> AIM:
Output the full listing below exactly, without the pictures.
RECORDS PROVIDED start
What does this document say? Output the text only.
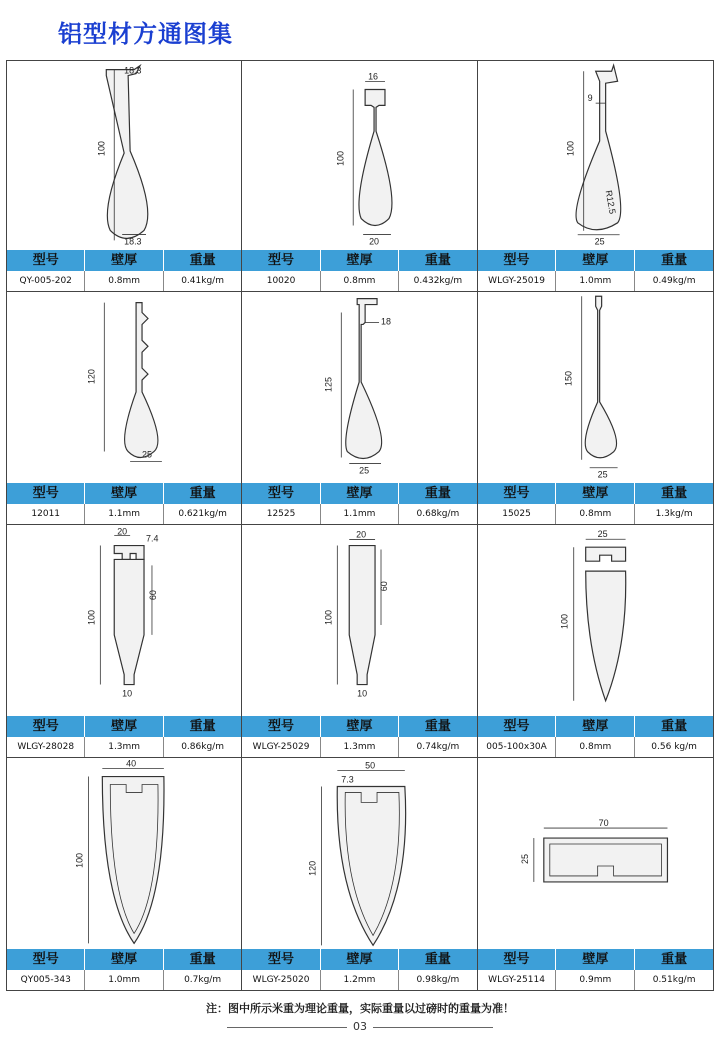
铝型材方通图集
100
18.3
18.3
型号	壁厚	重量
QY-005-202	0.8mm	0.41kg/m
100
16
20
型号	壁厚	重量
10020	0.8mm	0.432kg/m
100
9
R12.5
25
型号	壁厚	重量
WLGY-25019	1.0mm	0.49kg/m
120
25
型号	壁厚	重量
12011	1.1mm	0.621kg/m
125
18
25
型号	壁厚	重量
12525	1.1mm	0.68kg/m
150
25
型号	壁厚	重量
15025	0.8mm	1.3kg/m
20
7.4
60
100
10
型号	壁厚	重量
WLGY-28028	1.3mm	0.86kg/m
20
60
100
10
型号	壁厚	重量
WLGY-25029	1.3mm	0.74kg/m
25
100
型号	壁厚	重量
005-100x30A	0.8mm	0.56 kg/m
40
100
型号	壁厚	重量
QY005-343	1.0mm	0.7kg/m
50
7.3
120
型号	壁厚	重量
WLGY-25020	1.2mm	0.98kg/m
70
25
型号	壁厚	重量
WLGY-25114	0.9mm	0.51kg/m
注：图中所示米重为理论重量，实际重量以过磅时的重量为准！
03
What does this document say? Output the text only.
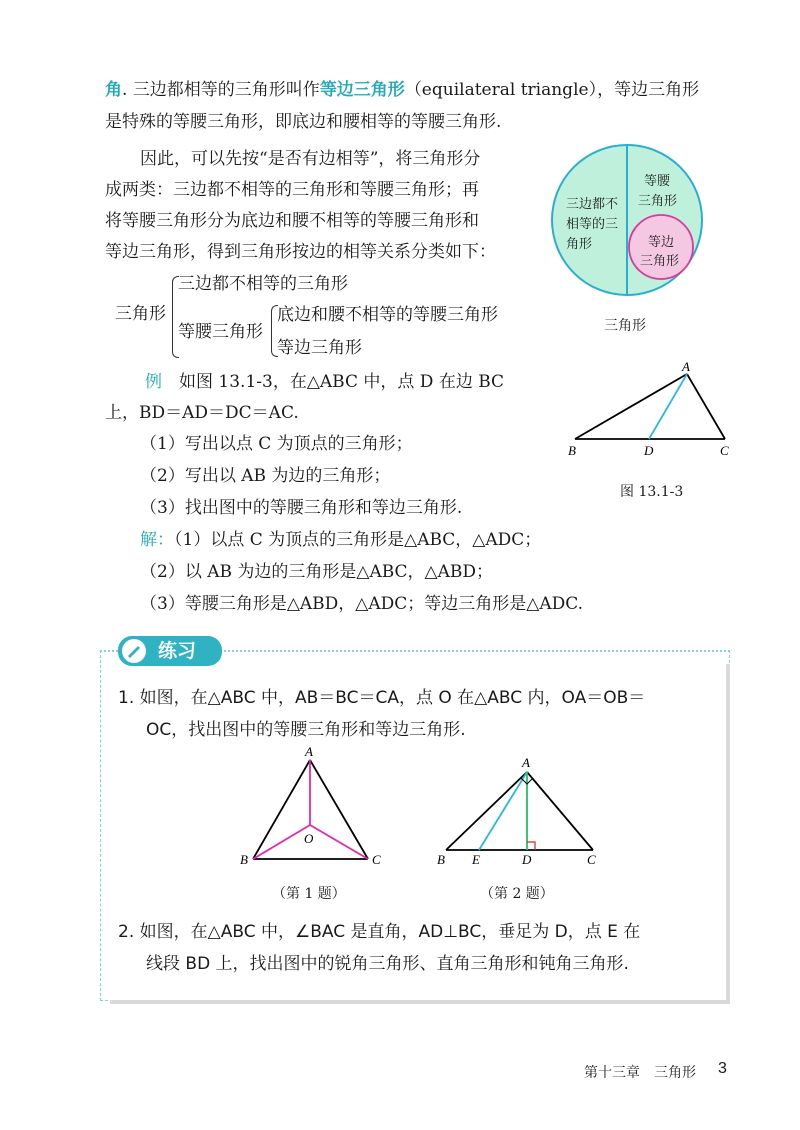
角. 三边都相等的三角形叫作等边三角形（equilateral triangle），等边三角形
是特殊的等腰三角形，即底边和腰相等的等腰三角形.
因此，可以先按“是否有边相等”，将三角形分
成两类：三边都不相等的三角形和等腰三角形；再
将等腰三角形分为底边和腰不相等的等腰三角形和
等边三角形，得到三角形按边的相等关系分类如下：
三边都不
相等的三
角形
等腰
三角形
等边
三角形
三角形
三角形
三边都不相等的三角形
等腰三角形
底边和腰不相等的等腰三角形
等边三角形
例　 如图 13.1-3，在△ABC 中，点 D 在边 BC
上，BD＝AD＝DC＝AC.
（1）写出以点 C 为顶点的三角形；
（2）写出以 AB 为边的三角形；
（3）找出图中的等腰三角形和等边三角形.
解：（1）以点 C 为顶点的三角形是△ABC，△ADC；
（2）以 AB 为边的三角形是△ABC，△ABD；
（3）等腰三角形是△ABD，△ADC；等边三角形是△ADC.
A
B	D	C
图 13.1-3
练习
1. 如图，在△ABC 中，AB＝BC＝CA，点 O 在△ABC 内，OA＝OB＝
OC，找出图中的等腰三角形和等边三角形.
A
O
B	C
（第 1 题）
A
B E	D	C
（第 2 题）
2. 如图，在△ABC 中，∠BAC 是直角，AD⊥BC，垂足为 D，点 E 在
线段 BD 上，找出图中的锐角三角形、直角三角形和钝角三角形.
第十三章　三角形 3
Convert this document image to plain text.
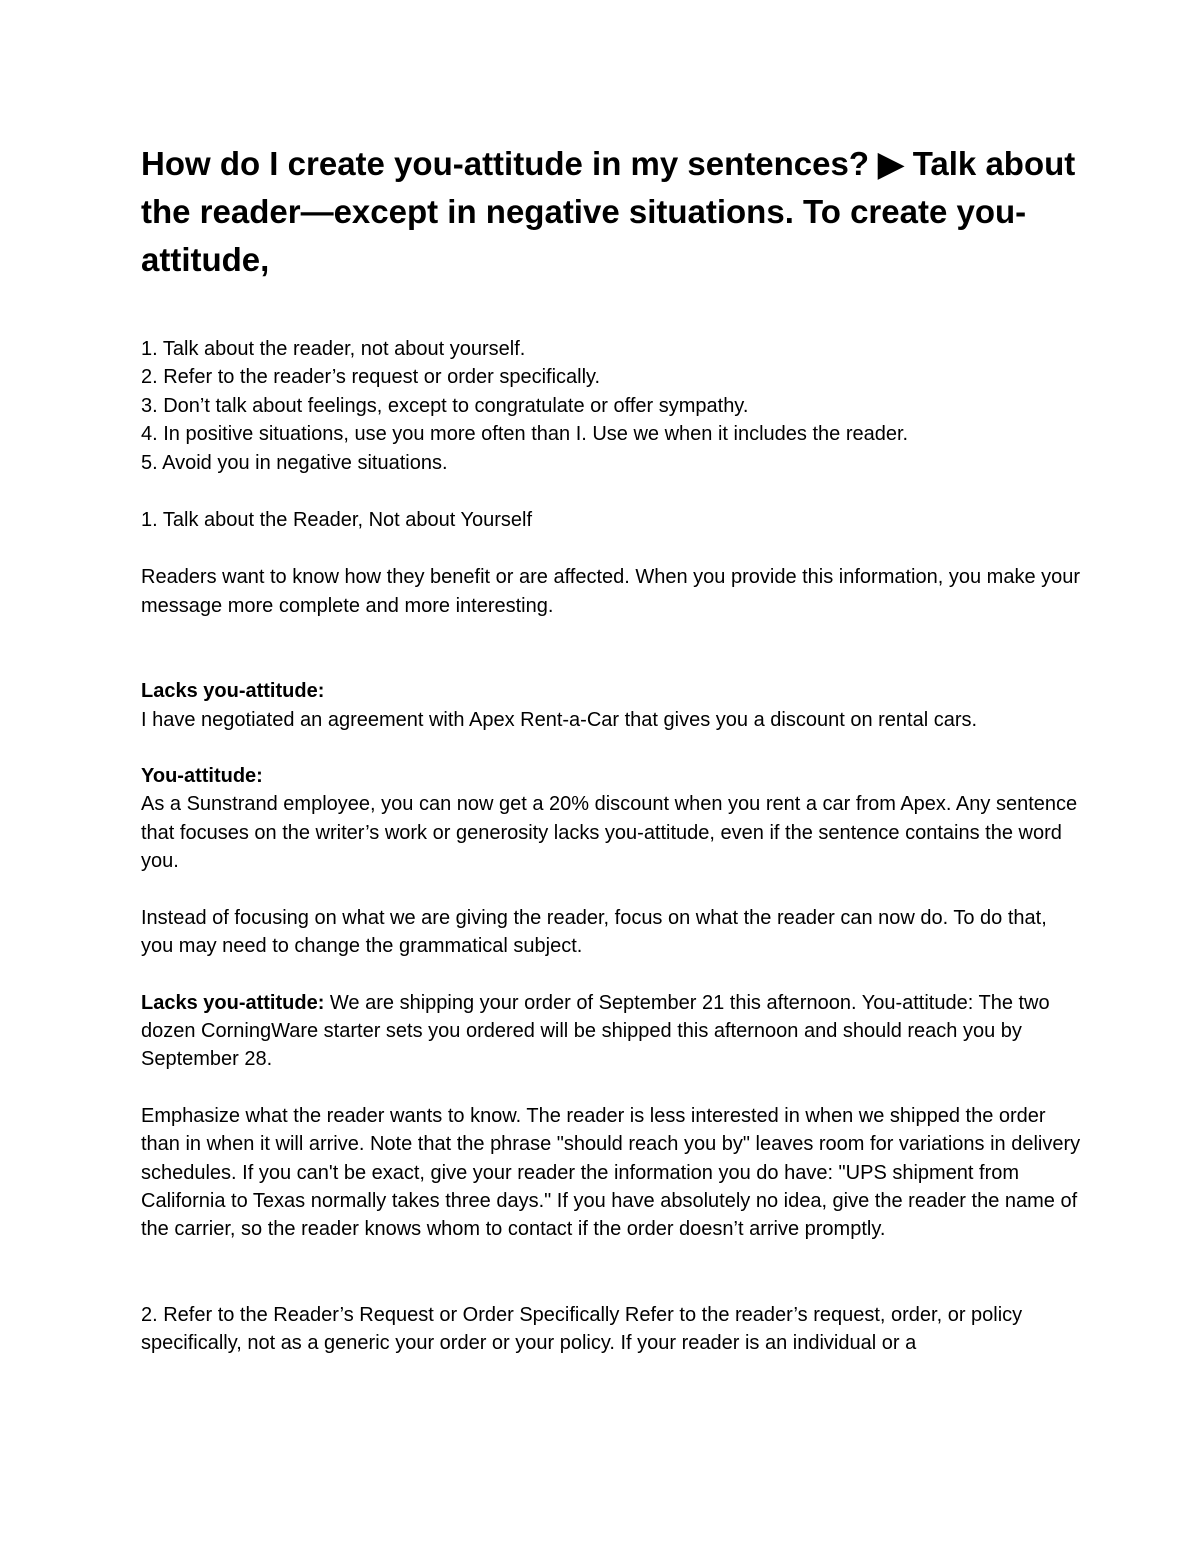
How do I create you-attitude in my sentences? ▶ Talk about the reader—except in negative situations. To create you-attitude,

1. Talk about the reader, not about yourself.

2. Refer to the reader’s request or order specifically.

3. Don’t talk about feelings, except to congratulate or offer sympathy.

4. In positive situations, use you more often than I. Use we when it includes the reader.

5. Avoid you in negative situations.

1. Talk about the Reader, Not about Yourself

Readers want to know how they benefit or are affected. When you provide this information, you make your message more complete and more interesting.

Lacks you-attitude:

I have negotiated an agreement with Apex Rent-a-Car that gives you a discount on rental cars.

You-attitude:

As a Sunstrand employee, you can now get a 20% discount when you rent a car from Apex. Any sentence that focuses on the writer’s work or generosity lacks you-attitude, even if the sentence contains the word you.

Instead of focusing on what we are giving the reader, focus on what the reader can now do. To do that, you may need to change the grammatical subject.

Lacks you-attitude: We are shipping your order of September 21 this afternoon. You-attitude: The two dozen CorningWare starter sets you ordered will be shipped this afternoon and should reach you by September 28.

Emphasize what the reader wants to know. The reader is less interested in when we shipped the order than in when it will arrive. Note that the phrase "should reach you by" leaves room for variations in delivery schedules. If you can't be exact, give your reader the information you do have: "UPS shipment from California to Texas normally takes three days." If you have absolutely no idea, give the reader the name of the carrier, so the reader knows whom to contact if the order doesn’t arrive promptly.

2. Refer to the Reader’s Request or Order Specifically Refer to the reader’s request, order, or policy specifically, not as a generic your order or your policy. If your reader is an individual or a
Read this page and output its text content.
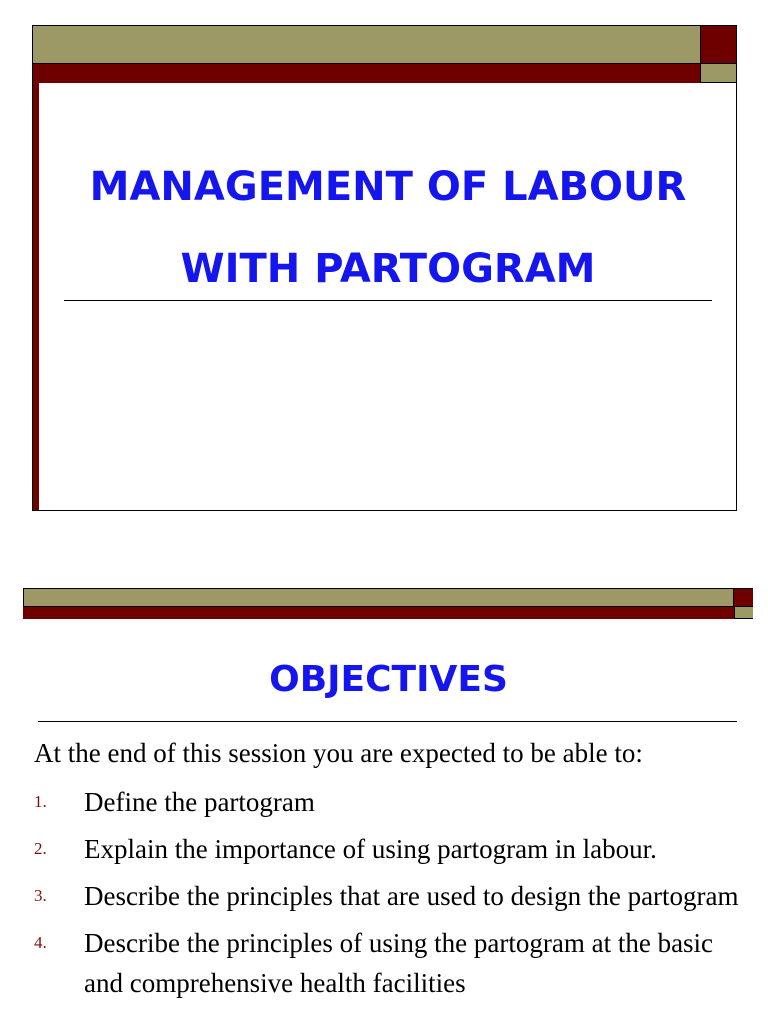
MANAGEMENT OF LABOUR
WITH PARTOGRAM
OBJECTIVES

At the end of this session you are expected to be able to:

1. Define the partogram
2. Explain the importance of using partogram in labour.
3. Describe the principles that are used to design the partogram
4. Describe the principles of using the partogram at the basic and comprehensive health facilities
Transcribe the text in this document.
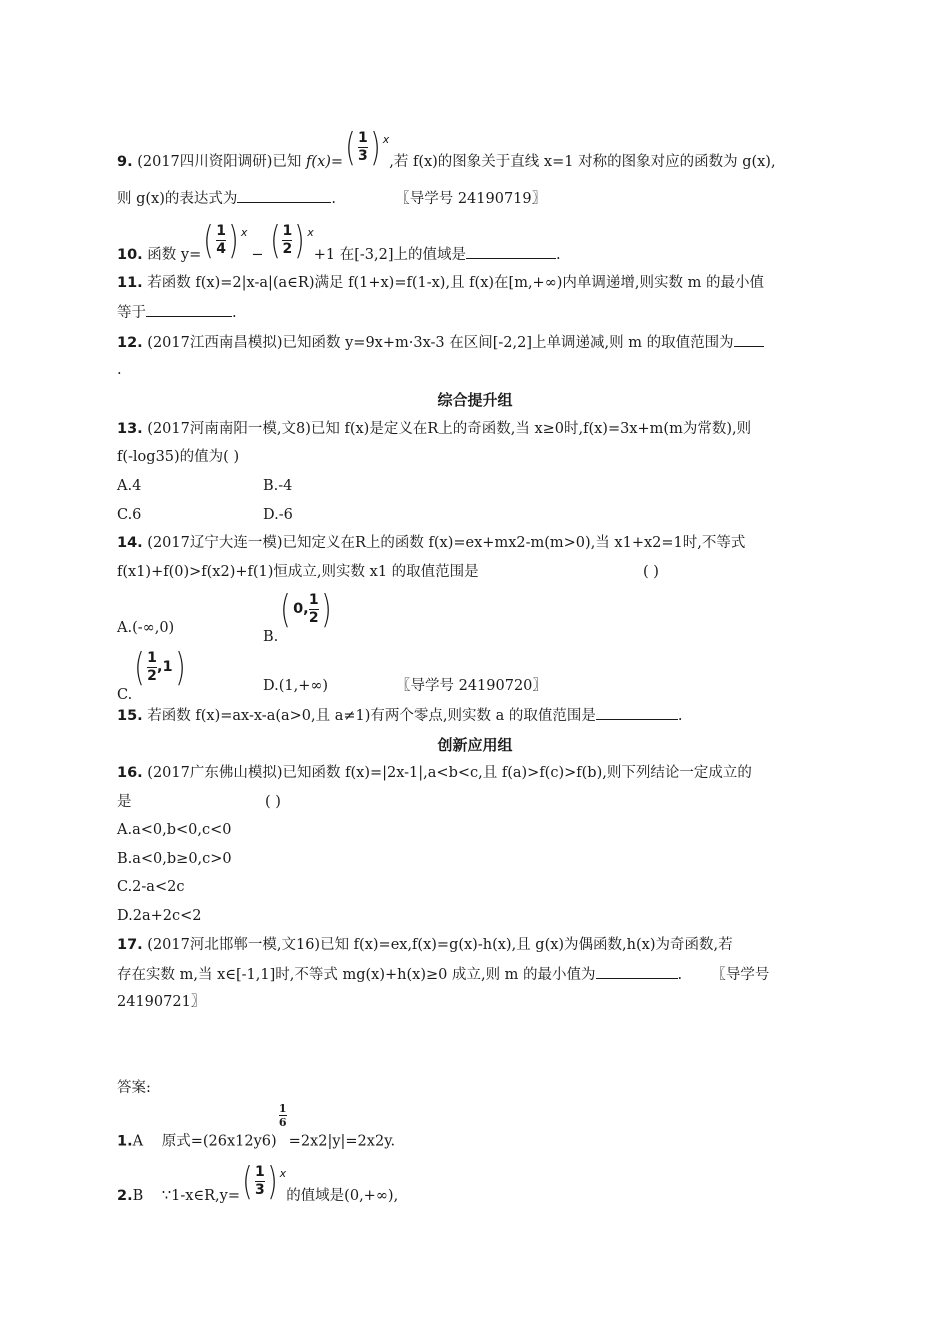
9. (2017四川资阳调研)已知 f(x)= ( 1
3 ) x
,若 f(x)的图象关于直线 x=1 对称的图象对应的函数为 g(x),
则 g(x)的表达式为	.	〖导学号 24190719〗
10. 函数 y= ( 1
4 ) x
− ( 1
2 ) x
+1 在[-3,2]上的值域是	.
11. 若函数 f(x)=2|x-a|(a∈R)满足 f(1+x)=f(1-x),且 f(x)在[m,+∞)内单调递增,则实数 m 的最小值
等于	.
12. (2017江西南昌模拟)已知函数 y=9x+m·3x-3 在区间[-2,2]上单调递减,则 m 的取值范围为
.
综合提升组
13. (2017河南南阳一模,文8)已知 f(x)是定义在R上的奇函数,当 x≥0时,f(x)=3x+m(m为常数),则
f(-log35)的值为( )
A.4	B.-4
C.6	D.-6
14. (2017辽宁大连一模)已知定义在R上的函数 f(x)=ex+mx2-m(m>0),当 x1+x2=1时,不等式
f(x1)+f(0)>f(x2)+f(1)恒成立,则实数 x1 的取值范围是	( )
A.(-∞,0)
B.
( 0,
1
2 )
C.
( 1
2
,1 )	D.(1,+∞)	〖导学号 24190720〗
15. 若函数 f(x)=ax-x-a(a>0,且 a≠1)有两个零点,则实数 a 的取值范围是	.
创新应用组
16. (2017广东佛山模拟)已知函数 f(x)=|2x-1|,a<b<c,且 f(a)>f(c)>f(b),则下列结论一定成立的
是	( )
A.a<0,b<0,c<0
B.a<0,b≥0,c>0
C.2-a<2c
D.2a+2c<2
17. (2017河北邯郸一模,文16)已知 f(x)=ex,f(x)=g(x)-h(x),且 g(x)为偶函数,h(x)为奇函数,若
存在实数 m,当 x∈[-1,1]时,不等式 mg(x)+h(x)≥0 成立,则 m 的最小值为	. 〖导学号
24190721〗
答案:
1.A 原式=(26x12y6)
$\frac{1}{6}$
=2x2|y|=2x2y.
2.B ∵1-x∈R,y= ( 1
3 ) x
的值域是(0,+∞),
RECORDS PROVIDED end
> FULL RESPONSE:
What does this document say? Output the text only.
铝型材方通图集
100
18.3
18.3
型号	壁厚	重量
QY-005-202	0.8mm	0.41kg/m
100
16
20
型号	壁厚	重量
10020	0.8mm	0.432kg/m
100
9
R12.5
25
型号	壁厚	重量
WLGY-25019	1.0mm	0.49kg/m
120
25
型号	壁厚	重量
12011	1.1mm	0.621kg/m
125
18
25
型号	壁厚	重量
12525	1.1mm	0.68kg/m
150
25
型号	壁厚	重量
15025	0.8mm	1.3kg/m
20
7.4
60
100
10
型号	壁厚	重量
WLGY-28028	1.3mm	0.86kg/m
20
60
100
10
型号	壁厚	重量
WLGY-25029	1.3mm	0.74kg/m
25
100
型号	壁厚	重量
005-100x30A	0.8mm	0.56 kg/m
40
100
型号	壁厚	重量
QY005-343	1.0mm	0.7kg/m
50
7.3
120
型号	壁厚	重量
WLGY-25020	1.2mm	0.98kg/m
70
25
型号	壁厚	重量
WLGY-25114	0.9mm	0.51kg/m
注：图中所示米重为理论重量，实际重量以过磅时的重量为准！
03
What does this document say? Output the text only.
角. 三边都相等的三角形叫作等边三角形（equilateral triangle），等边三角形
是特殊的等腰三角形，即底边和腰相等的等腰三角形.
因此，可以先按“是否有边相等”，将三角形分
成两类：三边都不相等的三角形和等腰三角形；再
将等腰三角形分为底边和腰不相等的等腰三角形和
等边三角形，得到三角形按边的相等关系分类如下：
三边都不
相等的三
角形
等腰
三角形
等边
三角形
三角形
三角形
三边都不相等的三角形
等腰三角形
底边和腰不相等的等腰三角形
等边三角形
例　 如图 13.1-3，在△ABC 中，点 D 在边 BC
上，BD＝AD＝DC＝AC.
（1）写出以点 C 为顶点的三角形；
（2）写出以 AB 为边的三角形；
（3）找出图中的等腰三角形和等边三角形.
解：（1）以点 C 为顶点的三角形是△ABC，△ADC；
（2）以 AB 为边的三角形是△ABC，△ABD；
（3）等腰三角形是△ABD，△ADC；等边三角形是△ADC.
A
B	D	C
图 13.1-3
练习
1. 如图，在△ABC 中，AB＝BC＝CA，点 O 在△ABC 内，OA＝OB＝
OC，找出图中的等腰三角形和等边三角形.
A
O
B	C
（第 1 题）
A
B E	D	C
（第 2 题）
2. 如图，在△ABC 中，∠BAC 是直角，AD⊥BC，垂足为 D，点 E 在
线段 BD 上，找出图中的锐角三角形、直角三角形和钝角三角形.
第十三章　三角形 3
Convert this document image to plain text.
How do I create you-attitude in my sentences? ▶ Talk about the reader—except in negative situations. To create you-attitude,

1. Talk about the reader, not about yourself.

2. Refer to the reader’s request or order specifically.

3. Don’t talk about feelings, except to congratulate or offer sympathy.

4. In positive situations, use you more often than I. Use we when it includes the reader.

5. Avoid you in negative situations.

1. Talk about the Reader, Not about Yourself

Readers want to know how they benefit or are affected. When you provide this information, you make your message more complete and more interesting.

Lacks you-attitude:

I have negotiated an agreement with Apex Rent-a-Car that gives you a discount on rental cars.

You-attitude:

As a Sunstrand employee, you can now get a 20% discount when you rent a car from Apex. Any sentence that focuses on the writer’s work or generosity lacks you-attitude, even if the sentence contains the word you.

Instead of focusing on what we are giving the reader, focus on what the reader can now do. To do that, you may need to change the grammatical subject.

Lacks you-attitude: We are shipping your order of September 21 this afternoon. You-attitude: The two dozen CorningWare starter sets you ordered will be shipped this afternoon and should reach you by September 28.

Emphasize what the reader wants to know. The reader is less interested in when we shipped the order than in when it will arrive. Note that the phrase "should reach you by" leaves room for variations in delivery schedules. If you can't be exact, give your reader the information you do have: "UPS shipment from California to Texas normally takes three days." If you have absolutely no idea, give the reader the name of the carrier, so the reader knows whom to contact if the order doesn’t arrive promptly.

2. Refer to the Reader’s Request or Order Specifically Refer to the reader’s request, order, or policy specifically, not as a generic your order or your policy. If your reader is an individual or a
Read this page and output its text content.
MANAGEMENT OF LABOUR
WITH PARTOGRAM
OBJECTIVES

At the end of this session you are expected to be able to:

1. Define the partogram
2. Explain the importance of using partogram in labour.
3. Describe the principles that are used to design the partogram
4. Describe the principles of using the partogram at the basic and comprehensive health facilities
Transcribe the text in this document.
9. (2017四川资阳调研)已知 f(x)= ( 1
3 ) x
,若 f(x)的图象关于直线 x=1 对称的图象对应的函数为 g(x),
则 g(x)的表达式为	.	〖导学号 24190719〗
10. 函数 y= ( 1
4 ) x
− ( 1
2 ) x
+1 在[-3,2]上的值域是	.
11. 若函数 f(x)=2|x-a|(a∈R)满足 f(1+x)=f(1-x),且 f(x)在[m,+∞)内单调递增,则实数 m 的最小值
等于	.
12. (2017江西南昌模拟)已知函数 y=9x+m·3x-3 在区间[-2,2]上单调递减,则 m 的取值范围为
.
综合提升组
13. (2017河南南阳一模,文8)已知 f(x)是定义在R上的奇函数,当 x≥0时,f(x)=3x+m(m为常数),则
f(-log35)的值为( )
A.4	B.-4
C.6	D.-6
14. (2017辽宁大连一模)已知定义在R上的函数 f(x)=ex+mx2-m(m>0),当 x1+x2=1时,不等式
f(x1)+f(0)>f(x2)+f(1)恒成立,则实数 x1 的取值范围是	( )
A.(-∞,0)
B.
( 0,
1
2 )
C.
( 1
2
,1 )	D.(1,+∞)	〖导学号 24190720〗
15. 若函数 f(x)=ax-x-a(a>0,且 a≠1)有两个零点,则实数 a 的取值范围是	.
创新应用组
16. (2017广东佛山模拟)已知函数 f(x)=|2x-1|,a<b<c,且 f(a)>f(c)>f(b),则下列结论一定成立的
是	( )
A.a<0,b<0,c<0
B.a<0,b≥0,c>0
C.2-a<2c
D.2a+2c<2
17. (2017河北邯郸一模,文16)已知 f(x)=ex,f(x)=g(x)-h(x),且 g(x)为偶函数,h(x)为奇函数,若
存在实数 m,当 x∈[-1,1]时,不等式 mg(x)+h(x)≥0 成立,则 m 的最小值为	. 〖导学号
24190721〗
答案:
1.A 原式=(26x12y6)
$\frac{1}{6}$
=2x2|y|=2x2y.
2.B ∵1-x∈R,y= ( 1
3 ) x
的值域是(0,+∞),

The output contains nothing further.